▶ [Directions for this task]:
Each entry below is to be extracted exactly.
*****
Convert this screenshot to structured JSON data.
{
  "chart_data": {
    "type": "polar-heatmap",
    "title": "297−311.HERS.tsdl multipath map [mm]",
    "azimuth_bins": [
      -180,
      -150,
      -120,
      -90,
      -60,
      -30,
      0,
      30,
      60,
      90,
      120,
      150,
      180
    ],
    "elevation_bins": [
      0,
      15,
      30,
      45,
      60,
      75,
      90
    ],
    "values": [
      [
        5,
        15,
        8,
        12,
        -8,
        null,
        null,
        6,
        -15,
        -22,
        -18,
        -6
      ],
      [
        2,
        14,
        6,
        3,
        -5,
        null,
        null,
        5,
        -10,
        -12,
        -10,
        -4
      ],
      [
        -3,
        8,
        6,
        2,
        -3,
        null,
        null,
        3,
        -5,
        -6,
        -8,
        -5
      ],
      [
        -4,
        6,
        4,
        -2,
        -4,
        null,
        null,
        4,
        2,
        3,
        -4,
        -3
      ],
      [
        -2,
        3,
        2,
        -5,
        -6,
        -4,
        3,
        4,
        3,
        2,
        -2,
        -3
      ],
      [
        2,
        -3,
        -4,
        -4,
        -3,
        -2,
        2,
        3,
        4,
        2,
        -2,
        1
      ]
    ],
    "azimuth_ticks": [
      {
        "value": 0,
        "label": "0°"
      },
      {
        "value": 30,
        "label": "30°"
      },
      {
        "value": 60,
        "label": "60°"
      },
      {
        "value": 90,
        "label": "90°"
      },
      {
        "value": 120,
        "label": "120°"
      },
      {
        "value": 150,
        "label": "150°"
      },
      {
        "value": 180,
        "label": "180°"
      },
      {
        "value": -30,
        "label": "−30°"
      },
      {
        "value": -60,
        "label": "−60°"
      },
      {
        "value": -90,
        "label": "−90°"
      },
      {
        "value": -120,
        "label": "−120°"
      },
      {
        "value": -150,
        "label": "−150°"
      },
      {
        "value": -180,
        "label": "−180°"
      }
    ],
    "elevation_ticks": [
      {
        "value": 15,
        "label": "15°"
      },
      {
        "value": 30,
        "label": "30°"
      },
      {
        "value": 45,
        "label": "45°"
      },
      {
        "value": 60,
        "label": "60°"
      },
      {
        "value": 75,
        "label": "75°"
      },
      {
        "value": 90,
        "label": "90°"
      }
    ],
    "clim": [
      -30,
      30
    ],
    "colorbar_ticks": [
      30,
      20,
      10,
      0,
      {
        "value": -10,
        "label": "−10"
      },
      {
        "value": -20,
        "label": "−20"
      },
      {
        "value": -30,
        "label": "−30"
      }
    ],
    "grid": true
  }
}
*****
▶ [Written response]:
Convert this screenshot to structured JSON data.
{
  "chart_data": {
    "type": "polar-heatmap",
    "title": "297−311.HERS.tsdl multipath map [mm]",
    "azimuth_bins": [
      -180,
      -150,
      -120,
      -90,
      -60,
      -30,
      0,
      30,
      60,
      90,
      120,
      150,
      180
    ],
    "elevation_bins": [
      0,
      15,
      30,
      45,
      60,
      75,
      90
    ],
    "values": [
      [
        5,
        15,
        8,
        12,
        -8,
        null,
        null,
        6,
        -15,
        -22,
        -18,
        -6
      ],
      [
        2,
        14,
        6,
        3,
        -5,
        null,
        null,
        5,
        -10,
        -12,
        -10,
        -4
      ],
      [
        -3,
        8,
        6,
        2,
        -3,
        null,
        null,
        3,
        -5,
        -6,
        -8,
        -5
      ],
      [
        -4,
        6,
        4,
        -2,
        -4,
        null,
        null,
        4,
        2,
        3,
        -4,
        -3
      ],
      [
        -2,
        3,
        2,
        -5,
        -6,
        -4,
        3,
        4,
        3,
        2,
        -2,
        -3
      ],
      [
        2,
        -3,
        -4,
        -4,
        -3,
        -2,
        2,
        3,
        4,
        2,
        -2,
        1
      ]
    ],
    "azimuth_ticks": [
      {
        "value": 0,
        "label": "0°"
      },
      {
        "value": 30,
        "label": "30°"
      },
      {
        "value": 60,
        "label": "60°"
      },
      {
        "value": 90,
        "label": "90°"
      },
      {
        "value": 120,
        "label": "120°"
      },
      {
        "value": 150,
        "label": "150°"
      },
      {
        "value": 180,
        "label": "180°"
      },
      {
        "value": -30,
        "label": "−30°"
      },
      {
        "value": -60,
        "label": "−60°"
      },
      {
        "value": -90,
        "label": "−90°"
      },
      {
        "value": -120,
        "label": "−120°"
      },
      {
        "value": -150,
        "label": "−150°"
      },
      {
        "value": -180,
        "label": "−180°"
      }
    ],
    "elevation_ticks": [
      {
        "value": 15,
        "label": "15°"
      },
      {
        "value": 30,
        "label": "30°"
      },
      {
        "value": 45,
        "label": "45°"
      },
      {
        "value": 60,
        "label": "60°"
      },
      {
        "value": 75,
        "label": "75°"
      },
      {
        "value": 90,
        "label": "90°"
      }
    ],
    "clim": [
      -30,
      30
    ],
    "colorbar_ticks": [
      30,
      20,
      10,
      0,
      {
        "value": -10,
        "label": "−10"
      },
      {
        "value": -20,
        "label": "−20"
      },
      {
        "value": -30,
        "label": "−30"
      }
    ],
    "grid": true
  }
}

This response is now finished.